[Dataset records Boundary: Start]

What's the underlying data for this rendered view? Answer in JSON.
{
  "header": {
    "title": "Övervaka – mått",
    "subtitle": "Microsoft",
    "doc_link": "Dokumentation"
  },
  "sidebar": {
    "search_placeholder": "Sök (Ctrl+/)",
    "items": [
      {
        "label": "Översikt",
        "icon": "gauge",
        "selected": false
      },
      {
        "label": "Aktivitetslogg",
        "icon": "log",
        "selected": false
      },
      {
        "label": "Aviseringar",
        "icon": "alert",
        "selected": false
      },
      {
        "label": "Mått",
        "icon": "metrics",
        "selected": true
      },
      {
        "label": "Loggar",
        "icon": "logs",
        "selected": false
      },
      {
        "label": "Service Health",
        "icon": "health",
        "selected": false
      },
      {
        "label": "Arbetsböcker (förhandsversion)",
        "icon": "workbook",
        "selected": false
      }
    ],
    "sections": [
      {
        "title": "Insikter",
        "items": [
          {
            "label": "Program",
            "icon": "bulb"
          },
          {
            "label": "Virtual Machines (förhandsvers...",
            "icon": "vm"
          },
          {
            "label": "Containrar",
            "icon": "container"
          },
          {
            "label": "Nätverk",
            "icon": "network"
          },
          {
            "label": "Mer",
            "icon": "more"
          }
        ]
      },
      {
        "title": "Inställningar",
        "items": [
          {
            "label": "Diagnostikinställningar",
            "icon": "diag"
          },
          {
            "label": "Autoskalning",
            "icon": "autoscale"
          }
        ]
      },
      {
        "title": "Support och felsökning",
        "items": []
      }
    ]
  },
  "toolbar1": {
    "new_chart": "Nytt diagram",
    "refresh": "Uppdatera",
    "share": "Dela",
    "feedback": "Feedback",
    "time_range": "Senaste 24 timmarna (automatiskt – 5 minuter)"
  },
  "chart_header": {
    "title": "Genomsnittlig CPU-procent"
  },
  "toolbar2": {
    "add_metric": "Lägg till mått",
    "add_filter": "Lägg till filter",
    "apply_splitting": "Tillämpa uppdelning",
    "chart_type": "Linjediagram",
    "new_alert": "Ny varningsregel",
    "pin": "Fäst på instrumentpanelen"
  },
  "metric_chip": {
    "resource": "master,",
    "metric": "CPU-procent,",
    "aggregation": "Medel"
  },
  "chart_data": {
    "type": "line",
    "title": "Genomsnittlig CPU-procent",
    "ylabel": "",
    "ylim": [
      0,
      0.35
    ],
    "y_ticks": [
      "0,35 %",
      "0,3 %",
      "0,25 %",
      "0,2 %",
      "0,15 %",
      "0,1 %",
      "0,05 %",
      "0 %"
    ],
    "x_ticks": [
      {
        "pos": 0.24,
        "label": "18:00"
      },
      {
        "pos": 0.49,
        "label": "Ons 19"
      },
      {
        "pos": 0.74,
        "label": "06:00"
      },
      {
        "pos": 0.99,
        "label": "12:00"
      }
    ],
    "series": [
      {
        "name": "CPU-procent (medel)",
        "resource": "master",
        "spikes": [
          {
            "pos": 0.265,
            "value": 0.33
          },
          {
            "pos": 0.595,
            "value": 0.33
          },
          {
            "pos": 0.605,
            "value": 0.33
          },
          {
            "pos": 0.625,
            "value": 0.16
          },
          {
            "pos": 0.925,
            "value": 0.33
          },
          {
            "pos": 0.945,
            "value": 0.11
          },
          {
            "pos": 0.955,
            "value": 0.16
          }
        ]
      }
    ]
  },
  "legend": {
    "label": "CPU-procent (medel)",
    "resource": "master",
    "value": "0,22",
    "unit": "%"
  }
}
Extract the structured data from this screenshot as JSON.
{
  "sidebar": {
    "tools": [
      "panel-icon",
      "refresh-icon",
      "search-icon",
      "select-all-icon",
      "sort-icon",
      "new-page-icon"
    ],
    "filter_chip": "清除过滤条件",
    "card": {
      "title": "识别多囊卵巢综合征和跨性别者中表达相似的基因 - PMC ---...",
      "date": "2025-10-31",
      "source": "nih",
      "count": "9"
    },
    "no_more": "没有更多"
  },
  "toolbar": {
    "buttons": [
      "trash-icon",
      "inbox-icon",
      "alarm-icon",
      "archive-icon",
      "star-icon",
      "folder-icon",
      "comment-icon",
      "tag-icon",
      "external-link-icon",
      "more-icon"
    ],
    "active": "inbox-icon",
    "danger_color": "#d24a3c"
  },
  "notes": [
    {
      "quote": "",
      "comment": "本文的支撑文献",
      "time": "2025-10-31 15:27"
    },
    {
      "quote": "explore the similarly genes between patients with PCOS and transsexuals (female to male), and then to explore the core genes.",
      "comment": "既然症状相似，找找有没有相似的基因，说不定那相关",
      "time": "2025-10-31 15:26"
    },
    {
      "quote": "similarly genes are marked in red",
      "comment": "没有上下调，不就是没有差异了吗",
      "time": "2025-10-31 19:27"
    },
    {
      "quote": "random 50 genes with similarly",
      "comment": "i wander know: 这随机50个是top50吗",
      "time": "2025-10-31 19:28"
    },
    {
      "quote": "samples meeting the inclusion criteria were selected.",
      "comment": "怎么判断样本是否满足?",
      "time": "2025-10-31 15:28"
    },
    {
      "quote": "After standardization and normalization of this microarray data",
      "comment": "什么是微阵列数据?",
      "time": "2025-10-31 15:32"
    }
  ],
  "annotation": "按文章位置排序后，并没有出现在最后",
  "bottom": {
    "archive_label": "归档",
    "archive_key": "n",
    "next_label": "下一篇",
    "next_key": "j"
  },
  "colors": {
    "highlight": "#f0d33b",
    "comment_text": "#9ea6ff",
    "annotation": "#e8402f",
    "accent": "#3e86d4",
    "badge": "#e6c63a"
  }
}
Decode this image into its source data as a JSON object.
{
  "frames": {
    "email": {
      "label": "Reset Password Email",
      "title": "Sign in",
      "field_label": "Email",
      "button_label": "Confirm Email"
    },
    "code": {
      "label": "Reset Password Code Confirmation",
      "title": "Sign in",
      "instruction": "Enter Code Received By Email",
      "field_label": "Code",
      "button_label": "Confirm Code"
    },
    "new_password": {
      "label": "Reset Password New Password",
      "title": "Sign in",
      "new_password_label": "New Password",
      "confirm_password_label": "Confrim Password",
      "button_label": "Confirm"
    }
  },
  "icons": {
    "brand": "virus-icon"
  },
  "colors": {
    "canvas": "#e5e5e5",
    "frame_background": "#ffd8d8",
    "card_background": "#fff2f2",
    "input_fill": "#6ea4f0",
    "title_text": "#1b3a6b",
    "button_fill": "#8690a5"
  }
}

[Dataset records Boundary: End]

> **What to produce**
Take the entries above and write them out again unchanged.

> **Exercise result**
What's the underlying data for this rendered view? Answer in JSON.
{
  "header": {
    "title": "Övervaka – mått",
    "subtitle": "Microsoft",
    "doc_link": "Dokumentation"
  },
  "sidebar": {
    "search_placeholder": "Sök (Ctrl+/)",
    "items": [
      {
        "label": "Översikt",
        "icon": "gauge",
        "selected": false
      },
      {
        "label": "Aktivitetslogg",
        "icon": "log",
        "selected": false
      },
      {
        "label": "Aviseringar",
        "icon": "alert",
        "selected": false
      },
      {
        "label": "Mått",
        "icon": "metrics",
        "selected": true
      },
      {
        "label": "Loggar",
        "icon": "logs",
        "selected": false
      },
      {
        "label": "Service Health",
        "icon": "health",
        "selected": false
      },
      {
        "label": "Arbetsböcker (förhandsversion)",
        "icon": "workbook",
        "selected": false
      }
    ],
    "sections": [
      {
        "title": "Insikter",
        "items": [
          {
            "label": "Program",
            "icon": "bulb"
          },
          {
            "label": "Virtual Machines (förhandsvers...",
            "icon": "vm"
          },
          {
            "label": "Containrar",
            "icon": "container"
          },
          {
            "label": "Nätverk",
            "icon": "network"
          },
          {
            "label": "Mer",
            "icon": "more"
          }
        ]
      },
      {
        "title": "Inställningar",
        "items": [
          {
            "label": "Diagnostikinställningar",
            "icon": "diag"
          },
          {
            "label": "Autoskalning",
            "icon": "autoscale"
          }
        ]
      },
      {
        "title": "Support och felsökning",
        "items": []
      }
    ]
  },
  "toolbar1": {
    "new_chart": "Nytt diagram",
    "refresh": "Uppdatera",
    "share": "Dela",
    "feedback": "Feedback",
    "time_range": "Senaste 24 timmarna (automatiskt – 5 minuter)"
  },
  "chart_header": {
    "title": "Genomsnittlig CPU-procent"
  },
  "toolbar2": {
    "add_metric": "Lägg till mått",
    "add_filter": "Lägg till filter",
    "apply_splitting": "Tillämpa uppdelning",
    "chart_type": "Linjediagram",
    "new_alert": "Ny varningsregel",
    "pin": "Fäst på instrumentpanelen"
  },
  "metric_chip": {
    "resource": "master,",
    "metric": "CPU-procent,",
    "aggregation": "Medel"
  },
  "chart_data": {
    "type": "line",
    "title": "Genomsnittlig CPU-procent",
    "ylabel": "",
    "ylim": [
      0,
      0.35
    ],
    "y_ticks": [
      "0,35 %",
      "0,3 %",
      "0,25 %",
      "0,2 %",
      "0,15 %",
      "0,1 %",
      "0,05 %",
      "0 %"
    ],
    "x_ticks": [
      {
        "pos": 0.24,
        "label": "18:00"
      },
      {
        "pos": 0.49,
        "label": "Ons 19"
      },
      {
        "pos": 0.74,
        "label": "06:00"
      },
      {
        "pos": 0.99,
        "label": "12:00"
      }
    ],
    "series": [
      {
        "name": "CPU-procent (medel)",
        "resource": "master",
        "spikes": [
          {
            "pos": 0.265,
            "value": 0.33
          },
          {
            "pos": 0.595,
            "value": 0.33
          },
          {
            "pos": 0.605,
            "value": 0.33
          },
          {
            "pos": 0.625,
            "value": 0.16
          },
          {
            "pos": 0.925,
            "value": 0.33
          },
          {
            "pos": 0.945,
            "value": 0.11
          },
          {
            "pos": 0.955,
            "value": 0.16
          }
        ]
      }
    ]
  },
  "legend": {
    "label": "CPU-procent (medel)",
    "resource": "master",
    "value": "0,22",
    "unit": "%"
  }
}
Extract the structured data from this screenshot as JSON.
{
  "sidebar": {
    "tools": [
      "panel-icon",
      "refresh-icon",
      "search-icon",
      "select-all-icon",
      "sort-icon",
      "new-page-icon"
    ],
    "filter_chip": "清除过滤条件",
    "card": {
      "title": "识别多囊卵巢综合征和跨性别者中表达相似的基因 - PMC ---...",
      "date": "2025-10-31",
      "source": "nih",
      "count": "9"
    },
    "no_more": "没有更多"
  },
  "toolbar": {
    "buttons": [
      "trash-icon",
      "inbox-icon",
      "alarm-icon",
      "archive-icon",
      "star-icon",
      "folder-icon",
      "comment-icon",
      "tag-icon",
      "external-link-icon",
      "more-icon"
    ],
    "active": "inbox-icon",
    "danger_color": "#d24a3c"
  },
  "notes": [
    {
      "quote": "",
      "comment": "本文的支撑文献",
      "time": "2025-10-31 15:27"
    },
    {
      "quote": "explore the similarly genes between patients with PCOS and transsexuals (female to male), and then to explore the core genes.",
      "comment": "既然症状相似，找找有没有相似的基因，说不定那相关",
      "time": "2025-10-31 15:26"
    },
    {
      "quote": "similarly genes are marked in red",
      "comment": "没有上下调，不就是没有差异了吗",
      "time": "2025-10-31 19:27"
    },
    {
      "quote": "random 50 genes with similarly",
      "comment": "i wander know: 这随机50个是top50吗",
      "time": "2025-10-31 19:28"
    },
    {
      "quote": "samples meeting the inclusion criteria were selected.",
      "comment": "怎么判断样本是否满足?",
      "time": "2025-10-31 15:28"
    },
    {
      "quote": "After standardization and normalization of this microarray data",
      "comment": "什么是微阵列数据?",
      "time": "2025-10-31 15:32"
    }
  ],
  "annotation": "按文章位置排序后，并没有出现在最后",
  "bottom": {
    "archive_label": "归档",
    "archive_key": "n",
    "next_label": "下一篇",
    "next_key": "j"
  },
  "colors": {
    "highlight": "#f0d33b",
    "comment_text": "#9ea6ff",
    "annotation": "#e8402f",
    "accent": "#3e86d4",
    "badge": "#e6c63a"
  }
}
Decode this image into its source data as a JSON object.
{
  "frames": {
    "email": {
      "label": "Reset Password Email",
      "title": "Sign in",
      "field_label": "Email",
      "button_label": "Confirm Email"
    },
    "code": {
      "label": "Reset Password Code Confirmation",
      "title": "Sign in",
      "instruction": "Enter Code Received By Email",
      "field_label": "Code",
      "button_label": "Confirm Code"
    },
    "new_password": {
      "label": "Reset Password New Password",
      "title": "Sign in",
      "new_password_label": "New Password",
      "confirm_password_label": "Confrim Password",
      "button_label": "Confirm"
    }
  },
  "icons": {
    "brand": "virus-icon"
  },
  "colors": {
    "canvas": "#e5e5e5",
    "frame_background": "#ffd8d8",
    "card_background": "#fff2f2",
    "input_fill": "#6ea4f0",
    "title_text": "#1b3a6b",
    "button_fill": "#8690a5"
  }
}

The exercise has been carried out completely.